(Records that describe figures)
## begin

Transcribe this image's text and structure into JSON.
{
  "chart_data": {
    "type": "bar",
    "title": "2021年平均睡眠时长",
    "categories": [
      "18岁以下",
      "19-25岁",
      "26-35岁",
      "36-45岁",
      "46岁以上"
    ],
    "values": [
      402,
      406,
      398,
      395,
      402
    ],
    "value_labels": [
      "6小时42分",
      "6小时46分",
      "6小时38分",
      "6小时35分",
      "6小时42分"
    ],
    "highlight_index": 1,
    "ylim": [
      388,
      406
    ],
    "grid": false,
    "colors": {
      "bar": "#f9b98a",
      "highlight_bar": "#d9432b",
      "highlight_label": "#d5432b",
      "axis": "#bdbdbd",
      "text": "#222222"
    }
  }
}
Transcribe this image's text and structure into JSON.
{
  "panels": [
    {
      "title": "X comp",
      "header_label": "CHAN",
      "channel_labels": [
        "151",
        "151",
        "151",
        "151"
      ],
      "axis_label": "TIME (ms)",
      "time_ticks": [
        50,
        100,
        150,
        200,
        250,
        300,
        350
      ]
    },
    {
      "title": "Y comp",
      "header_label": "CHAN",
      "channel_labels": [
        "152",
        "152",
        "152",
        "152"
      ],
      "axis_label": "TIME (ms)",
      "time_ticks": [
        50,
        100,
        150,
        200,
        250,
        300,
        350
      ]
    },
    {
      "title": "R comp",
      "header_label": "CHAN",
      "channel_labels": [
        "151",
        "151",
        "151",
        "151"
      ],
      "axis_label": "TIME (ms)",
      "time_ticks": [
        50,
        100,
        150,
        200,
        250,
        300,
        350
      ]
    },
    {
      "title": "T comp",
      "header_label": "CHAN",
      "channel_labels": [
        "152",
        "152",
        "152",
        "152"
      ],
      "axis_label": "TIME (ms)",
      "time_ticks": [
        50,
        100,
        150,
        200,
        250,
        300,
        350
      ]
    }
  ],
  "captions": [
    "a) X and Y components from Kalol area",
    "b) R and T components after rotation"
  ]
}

## end

### What is being asked
Repeat the records exactly, including every line.

### Solution
Transcribe this image's text and structure into JSON.
{
  "chart_data": {
    "type": "bar",
    "title": "2021年平均睡眠时长",
    "categories": [
      "18岁以下",
      "19-25岁",
      "26-35岁",
      "36-45岁",
      "46岁以上"
    ],
    "values": [
      402,
      406,
      398,
      395,
      402
    ],
    "value_labels": [
      "6小时42分",
      "6小时46分",
      "6小时38分",
      "6小时35分",
      "6小时42分"
    ],
    "highlight_index": 1,
    "ylim": [
      388,
      406
    ],
    "grid": false,
    "colors": {
      "bar": "#f9b98a",
      "highlight_bar": "#d9432b",
      "highlight_label": "#d5432b",
      "axis": "#bdbdbd",
      "text": "#222222"
    }
  }
}
Transcribe this image's text and structure into JSON.
{
  "panels": [
    {
      "title": "X comp",
      "header_label": "CHAN",
      "channel_labels": [
        "151",
        "151",
        "151",
        "151"
      ],
      "axis_label": "TIME (ms)",
      "time_ticks": [
        50,
        100,
        150,
        200,
        250,
        300,
        350
      ]
    },
    {
      "title": "Y comp",
      "header_label": "CHAN",
      "channel_labels": [
        "152",
        "152",
        "152",
        "152"
      ],
      "axis_label": "TIME (ms)",
      "time_ticks": [
        50,
        100,
        150,
        200,
        250,
        300,
        350
      ]
    },
    {
      "title": "R comp",
      "header_label": "CHAN",
      "channel_labels": [
        "151",
        "151",
        "151",
        "151"
      ],
      "axis_label": "TIME (ms)",
      "time_ticks": [
        50,
        100,
        150,
        200,
        250,
        300,
        350
      ]
    },
    {
      "title": "T comp",
      "header_label": "CHAN",
      "channel_labels": [
        "152",
        "152",
        "152",
        "152"
      ],
      "axis_label": "TIME (ms)",
      "time_ticks": [
        50,
        100,
        150,
        200,
        250,
        300,
        350
      ]
    }
  ],
  "captions": [
    "a) X and Y components from Kalol area",
    "b) R and T components after rotation"
  ]
}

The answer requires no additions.